─── Given data ───

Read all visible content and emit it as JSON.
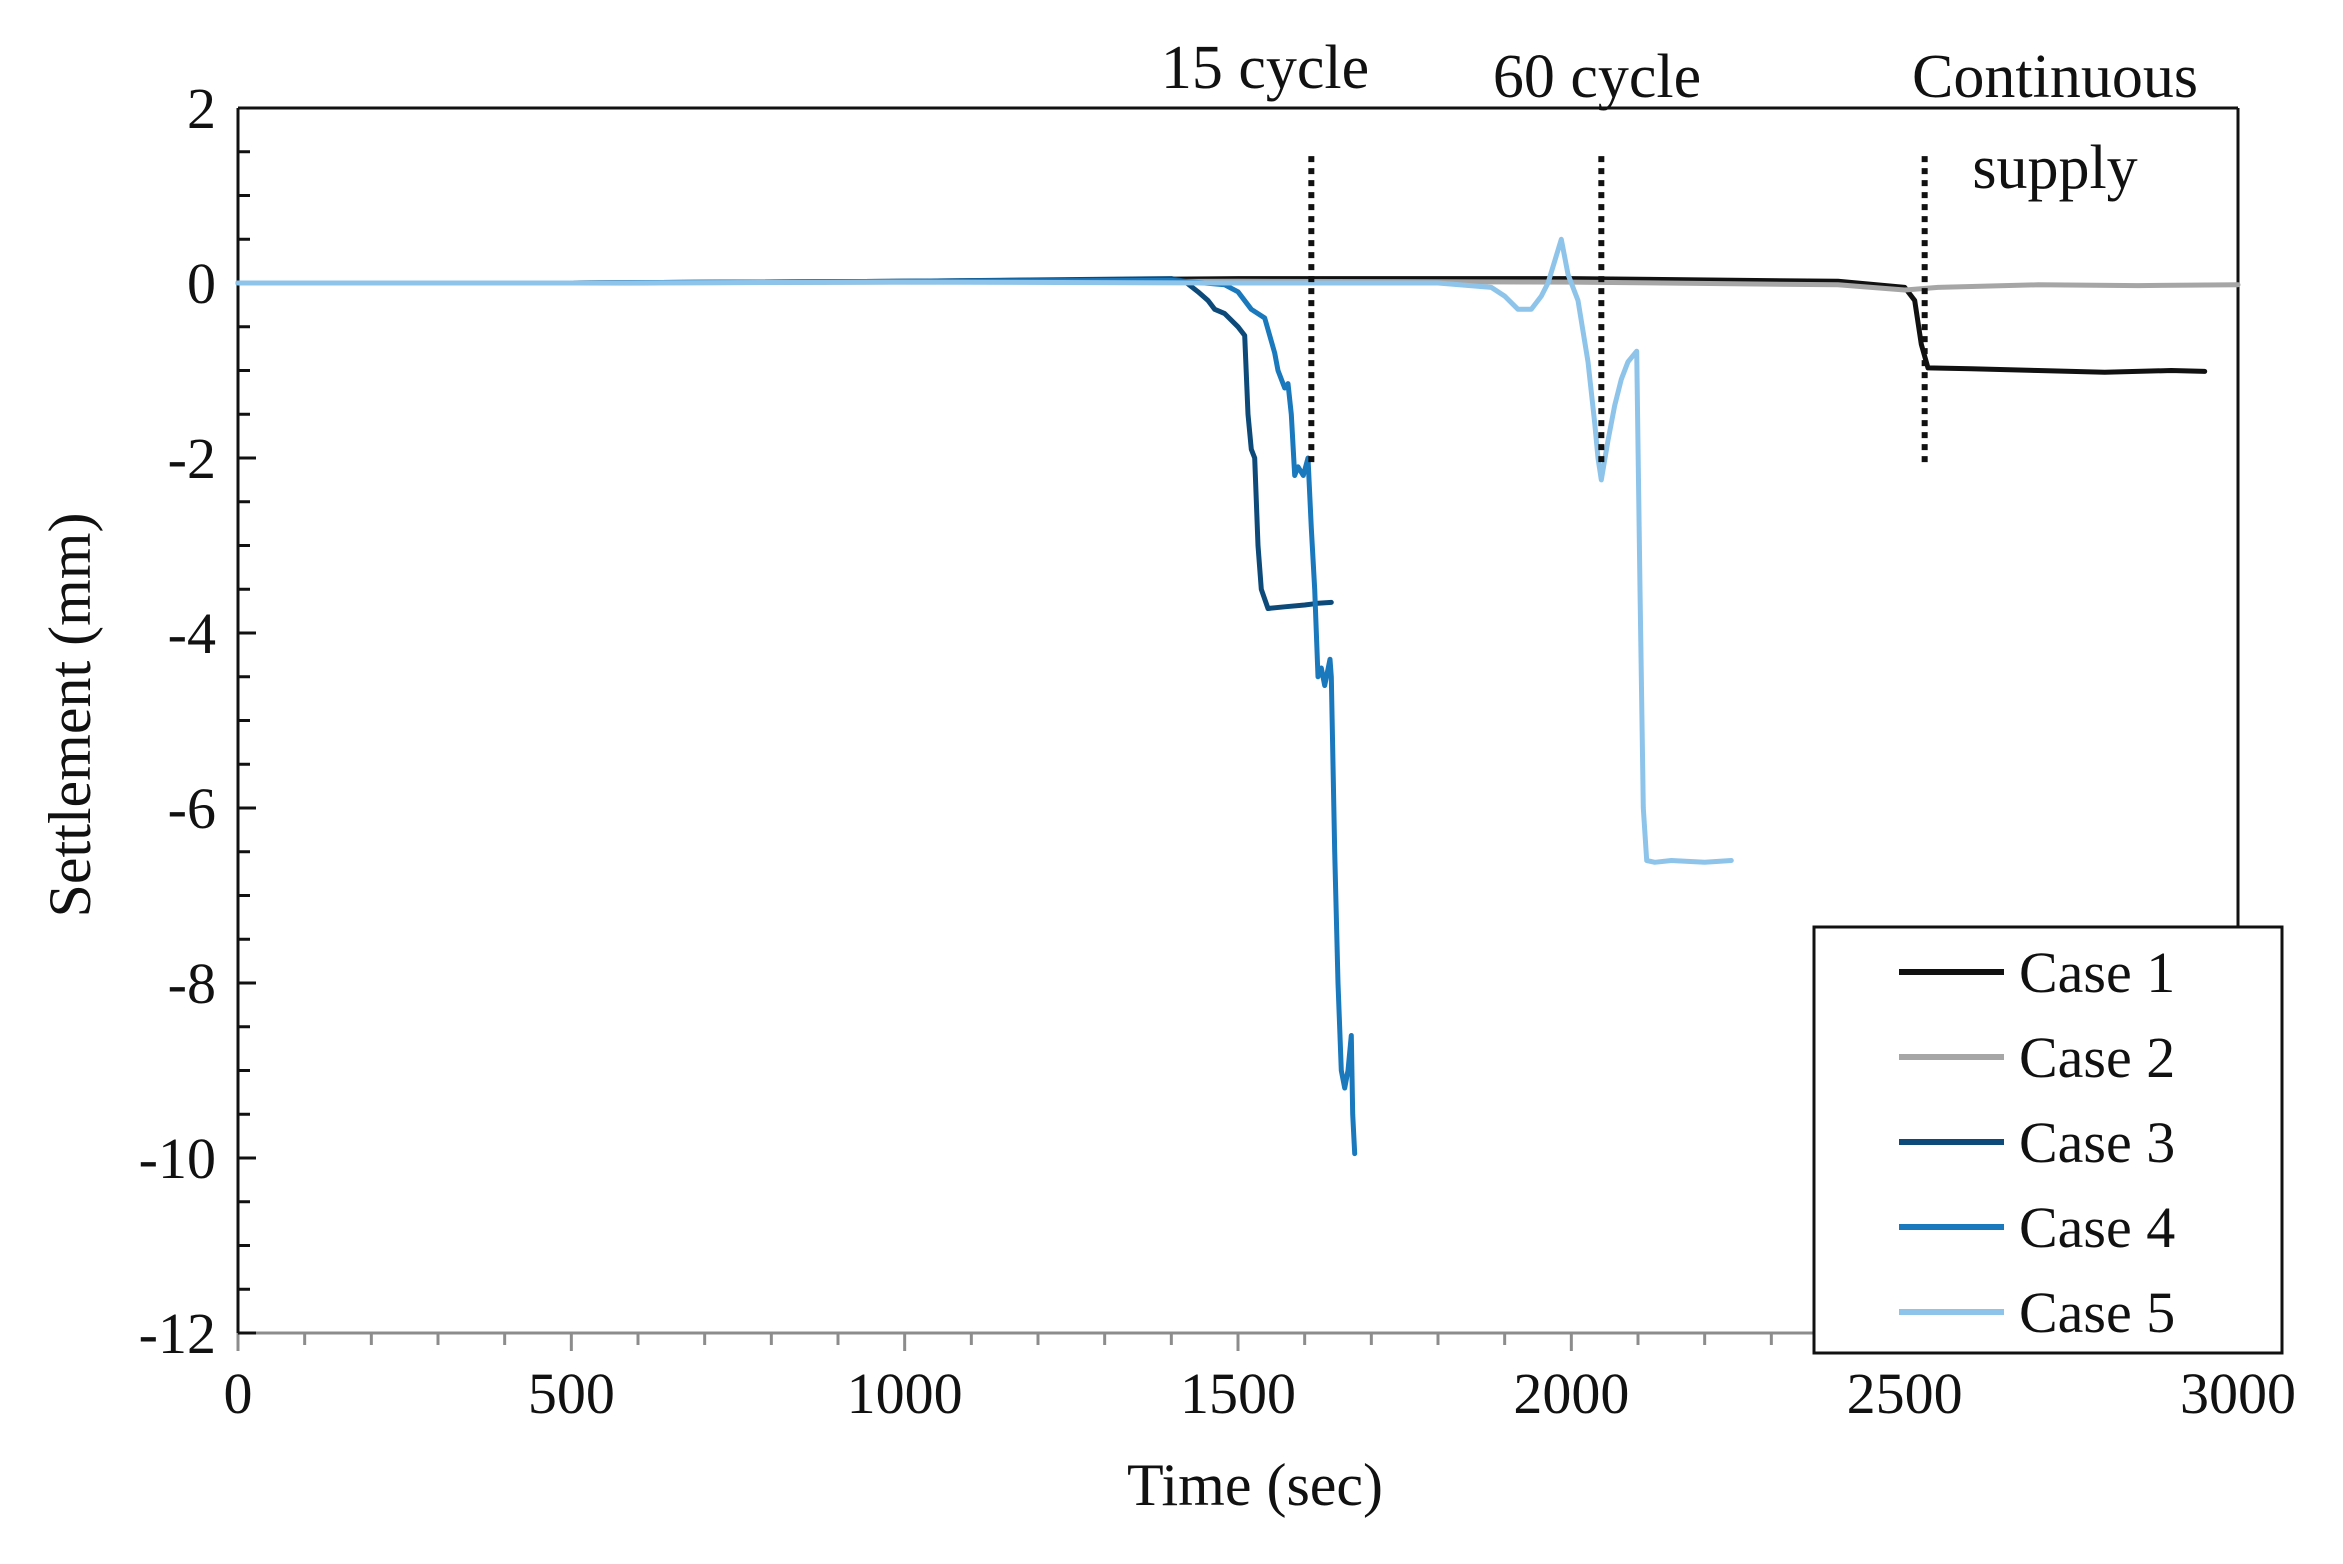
{
  "chart_data": {
    "type": "line",
    "title": "",
    "xlabel": "Time (sec)",
    "ylabel": "Settlement (mm)",
    "xlim": [
      0,
      3000
    ],
    "ylim": [
      -12,
      2
    ],
    "xticks": [
      0,
      500,
      1000,
      1500,
      2000,
      2500,
      3000
    ],
    "yticks": [
      2,
      0,
      -2,
      -4,
      -6,
      -8,
      -10,
      -12
    ],
    "grid": false,
    "legend_position": "bottom-right",
    "annotations": [
      {
        "id": "15-cycle",
        "text_lines": [
          "15 cycle"
        ],
        "x": 1610,
        "y_from": 1.45,
        "y_to": -2.1
      },
      {
        "id": "60-cycle",
        "text_lines": [
          "60 cycle"
        ],
        "x": 2045,
        "y_from": 1.45,
        "y_to": -2.1
      },
      {
        "id": "continuous",
        "text_lines": [
          "Continuous",
          "supply"
        ],
        "x": 2530,
        "y_from": 1.45,
        "y_to": -2.1
      }
    ],
    "series": [
      {
        "name": "Case 1",
        "color": "#111111",
        "x": [
          0,
          500,
          1000,
          1500,
          2000,
          2400,
          2500,
          2515,
          2525,
          2535,
          2600,
          2700,
          2800,
          2900,
          2950
        ],
        "y": [
          0,
          0,
          0.02,
          0.05,
          0.05,
          0.02,
          -0.05,
          -0.2,
          -0.7,
          -0.97,
          -0.98,
          -1.0,
          -1.02,
          -1.0,
          -1.01
        ]
      },
      {
        "name": "Case 2",
        "color": "#a6a6a6",
        "x": [
          0,
          500,
          1000,
          1500,
          2000,
          2400,
          2450,
          2500,
          2550,
          2700,
          2850,
          3000
        ],
        "y": [
          0,
          0,
          0.01,
          0.02,
          0.01,
          -0.02,
          -0.05,
          -0.08,
          -0.05,
          -0.02,
          -0.03,
          -0.02
        ]
      },
      {
        "name": "Case 3",
        "color": "#0d4a7a",
        "x": [
          0,
          500,
          1000,
          1400,
          1420,
          1440,
          1455,
          1465,
          1480,
          1500,
          1510,
          1515,
          1520,
          1525,
          1530,
          1535,
          1545,
          1570,
          1600,
          1620,
          1640
        ],
        "y": [
          0,
          0,
          0.02,
          0.05,
          0.02,
          -0.1,
          -0.2,
          -0.3,
          -0.35,
          -0.5,
          -0.6,
          -1.5,
          -1.9,
          -2.0,
          -3.0,
          -3.5,
          -3.72,
          -3.7,
          -3.68,
          -3.66,
          -3.65
        ]
      },
      {
        "name": "Case 4",
        "color": "#1a78bd",
        "x": [
          0,
          500,
          1000,
          1400,
          1450,
          1480,
          1500,
          1520,
          1540,
          1555,
          1560,
          1570,
          1575,
          1580,
          1585,
          1590,
          1598,
          1605,
          1610,
          1615,
          1620,
          1625,
          1630,
          1638,
          1640,
          1645,
          1650,
          1655,
          1660,
          1665,
          1670,
          1672,
          1675
        ],
        "y": [
          0,
          0,
          0.02,
          0.03,
          0.0,
          -0.02,
          -0.1,
          -0.3,
          -0.4,
          -0.8,
          -1.0,
          -1.2,
          -1.15,
          -1.5,
          -2.2,
          -2.1,
          -2.2,
          -2.0,
          -2.8,
          -3.5,
          -4.5,
          -4.4,
          -4.6,
          -4.3,
          -4.5,
          -6.5,
          -8.0,
          -9.0,
          -9.2,
          -9.0,
          -8.6,
          -9.5,
          -9.95
        ]
      },
      {
        "name": "Case 5",
        "color": "#8ec4ea",
        "x": [
          0,
          500,
          1000,
          1500,
          1800,
          1880,
          1900,
          1920,
          1940,
          1955,
          1965,
          1975,
          1985,
          1995,
          2010,
          2025,
          2035,
          2040,
          2045,
          2055,
          2065,
          2075,
          2085,
          2098,
          2103,
          2108,
          2113,
          2125,
          2150,
          2200,
          2240
        ],
        "y": [
          0,
          0,
          0.01,
          0.0,
          0.0,
          -0.05,
          -0.15,
          -0.3,
          -0.3,
          -0.15,
          0.0,
          0.25,
          0.5,
          0.1,
          -0.2,
          -0.9,
          -1.6,
          -2.0,
          -2.25,
          -1.8,
          -1.4,
          -1.1,
          -0.9,
          -0.78,
          -3.5,
          -6.0,
          -6.6,
          -6.62,
          -6.6,
          -6.62,
          -6.6
        ]
      }
    ]
  }
}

───

§ **Task directions**
Set down the records in full and exactly. Do not carry over any image.

§ **Exercise result**
Read all visible content and emit it as JSON.
{
  "chart_data": {
    "type": "line",
    "title": "",
    "xlabel": "Time (sec)",
    "ylabel": "Settlement (mm)",
    "xlim": [
      0,
      3000
    ],
    "ylim": [
      -12,
      2
    ],
    "xticks": [
      0,
      500,
      1000,
      1500,
      2000,
      2500,
      3000
    ],
    "yticks": [
      2,
      0,
      -2,
      -4,
      -6,
      -8,
      -10,
      -12
    ],
    "grid": false,
    "legend_position": "bottom-right",
    "annotations": [
      {
        "id": "15-cycle",
        "text_lines": [
          "15 cycle"
        ],
        "x": 1610,
        "y_from": 1.45,
        "y_to": -2.1
      },
      {
        "id": "60-cycle",
        "text_lines": [
          "60 cycle"
        ],
        "x": 2045,
        "y_from": 1.45,
        "y_to": -2.1
      },
      {
        "id": "continuous",
        "text_lines": [
          "Continuous",
          "supply"
        ],
        "x": 2530,
        "y_from": 1.45,
        "y_to": -2.1
      }
    ],
    "series": [
      {
        "name": "Case 1",
        "color": "#111111",
        "x": [
          0,
          500,
          1000,
          1500,
          2000,
          2400,
          2500,
          2515,
          2525,
          2535,
          2600,
          2700,
          2800,
          2900,
          2950
        ],
        "y": [
          0,
          0,
          0.02,
          0.05,
          0.05,
          0.02,
          -0.05,
          -0.2,
          -0.7,
          -0.97,
          -0.98,
          -1.0,
          -1.02,
          -1.0,
          -1.01
        ]
      },
      {
        "name": "Case 2",
        "color": "#a6a6a6",
        "x": [
          0,
          500,
          1000,
          1500,
          2000,
          2400,
          2450,
          2500,
          2550,
          2700,
          2850,
          3000
        ],
        "y": [
          0,
          0,
          0.01,
          0.02,
          0.01,
          -0.02,
          -0.05,
          -0.08,
          -0.05,
          -0.02,
          -0.03,
          -0.02
        ]
      },
      {
        "name": "Case 3",
        "color": "#0d4a7a",
        "x": [
          0,
          500,
          1000,
          1400,
          1420,
          1440,
          1455,
          1465,
          1480,
          1500,
          1510,
          1515,
          1520,
          1525,
          1530,
          1535,
          1545,
          1570,
          1600,
          1620,
          1640
        ],
        "y": [
          0,
          0,
          0.02,
          0.05,
          0.02,
          -0.1,
          -0.2,
          -0.3,
          -0.35,
          -0.5,
          -0.6,
          -1.5,
          -1.9,
          -2.0,
          -3.0,
          -3.5,
          -3.72,
          -3.7,
          -3.68,
          -3.66,
          -3.65
        ]
      },
      {
        "name": "Case 4",
        "color": "#1a78bd",
        "x": [
          0,
          500,
          1000,
          1400,
          1450,
          1480,
          1500,
          1520,
          1540,
          1555,
          1560,
          1570,
          1575,
          1580,
          1585,
          1590,
          1598,
          1605,
          1610,
          1615,
          1620,
          1625,
          1630,
          1638,
          1640,
          1645,
          1650,
          1655,
          1660,
          1665,
          1670,
          1672,
          1675
        ],
        "y": [
          0,
          0,
          0.02,
          0.03,
          0.0,
          -0.02,
          -0.1,
          -0.3,
          -0.4,
          -0.8,
          -1.0,
          -1.2,
          -1.15,
          -1.5,
          -2.2,
          -2.1,
          -2.2,
          -2.0,
          -2.8,
          -3.5,
          -4.5,
          -4.4,
          -4.6,
          -4.3,
          -4.5,
          -6.5,
          -8.0,
          -9.0,
          -9.2,
          -9.0,
          -8.6,
          -9.5,
          -9.95
        ]
      },
      {
        "name": "Case 5",
        "color": "#8ec4ea",
        "x": [
          0,
          500,
          1000,
          1500,
          1800,
          1880,
          1900,
          1920,
          1940,
          1955,
          1965,
          1975,
          1985,
          1995,
          2010,
          2025,
          2035,
          2040,
          2045,
          2055,
          2065,
          2075,
          2085,
          2098,
          2103,
          2108,
          2113,
          2125,
          2150,
          2200,
          2240
        ],
        "y": [
          0,
          0,
          0.01,
          0.0,
          0.0,
          -0.05,
          -0.15,
          -0.3,
          -0.3,
          -0.15,
          0.0,
          0.25,
          0.5,
          0.1,
          -0.2,
          -0.9,
          -1.6,
          -2.0,
          -2.25,
          -1.8,
          -1.4,
          -1.1,
          -0.9,
          -0.78,
          -3.5,
          -6.0,
          -6.6,
          -6.62,
          -6.6,
          -6.62,
          -6.6
        ]
      }
    ]
  }
}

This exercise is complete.